### DESCRIPTION OF THE TASK
Report every line in the listing that contains the string "streams".

### PROVIDED ENTRIES

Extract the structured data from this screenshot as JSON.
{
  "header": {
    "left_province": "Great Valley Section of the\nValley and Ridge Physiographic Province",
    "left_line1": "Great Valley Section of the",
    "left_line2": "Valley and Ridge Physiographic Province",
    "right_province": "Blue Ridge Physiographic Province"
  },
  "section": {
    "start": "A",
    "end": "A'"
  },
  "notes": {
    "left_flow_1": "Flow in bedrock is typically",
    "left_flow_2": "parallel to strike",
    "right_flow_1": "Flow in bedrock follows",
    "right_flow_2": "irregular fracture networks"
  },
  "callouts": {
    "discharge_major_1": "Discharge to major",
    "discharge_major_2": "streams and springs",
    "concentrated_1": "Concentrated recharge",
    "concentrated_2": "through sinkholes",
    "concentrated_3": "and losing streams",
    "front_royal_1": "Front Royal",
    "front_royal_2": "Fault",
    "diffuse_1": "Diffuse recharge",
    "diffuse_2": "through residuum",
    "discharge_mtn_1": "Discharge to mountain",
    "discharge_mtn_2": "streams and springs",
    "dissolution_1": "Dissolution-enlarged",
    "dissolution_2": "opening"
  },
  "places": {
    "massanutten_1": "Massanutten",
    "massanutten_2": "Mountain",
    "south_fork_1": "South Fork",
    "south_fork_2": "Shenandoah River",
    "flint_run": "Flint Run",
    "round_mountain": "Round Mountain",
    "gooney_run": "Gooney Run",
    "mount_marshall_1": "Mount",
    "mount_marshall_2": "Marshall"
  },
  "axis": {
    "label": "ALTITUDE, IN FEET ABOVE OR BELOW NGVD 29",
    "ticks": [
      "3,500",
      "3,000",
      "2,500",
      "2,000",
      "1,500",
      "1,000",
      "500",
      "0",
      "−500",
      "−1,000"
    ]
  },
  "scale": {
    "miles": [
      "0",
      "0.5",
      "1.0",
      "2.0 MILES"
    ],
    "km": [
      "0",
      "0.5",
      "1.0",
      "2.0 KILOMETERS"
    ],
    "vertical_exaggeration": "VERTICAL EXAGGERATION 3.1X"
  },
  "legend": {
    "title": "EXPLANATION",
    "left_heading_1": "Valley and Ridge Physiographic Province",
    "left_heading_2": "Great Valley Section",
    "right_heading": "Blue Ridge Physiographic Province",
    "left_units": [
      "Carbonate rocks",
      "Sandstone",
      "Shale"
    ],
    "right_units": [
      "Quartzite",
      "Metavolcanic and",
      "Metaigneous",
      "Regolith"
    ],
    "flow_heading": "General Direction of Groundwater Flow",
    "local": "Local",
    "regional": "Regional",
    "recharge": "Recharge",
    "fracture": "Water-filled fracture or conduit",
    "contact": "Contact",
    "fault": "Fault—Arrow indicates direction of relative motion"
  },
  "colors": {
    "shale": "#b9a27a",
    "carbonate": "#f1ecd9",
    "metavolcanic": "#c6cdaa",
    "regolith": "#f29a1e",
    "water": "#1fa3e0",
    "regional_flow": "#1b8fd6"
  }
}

### REPLY
    "discharge_major_2": "streams and springs",
    "concentrated_3": "and losing streams",
    "discharge_mtn_2": "streams and springs",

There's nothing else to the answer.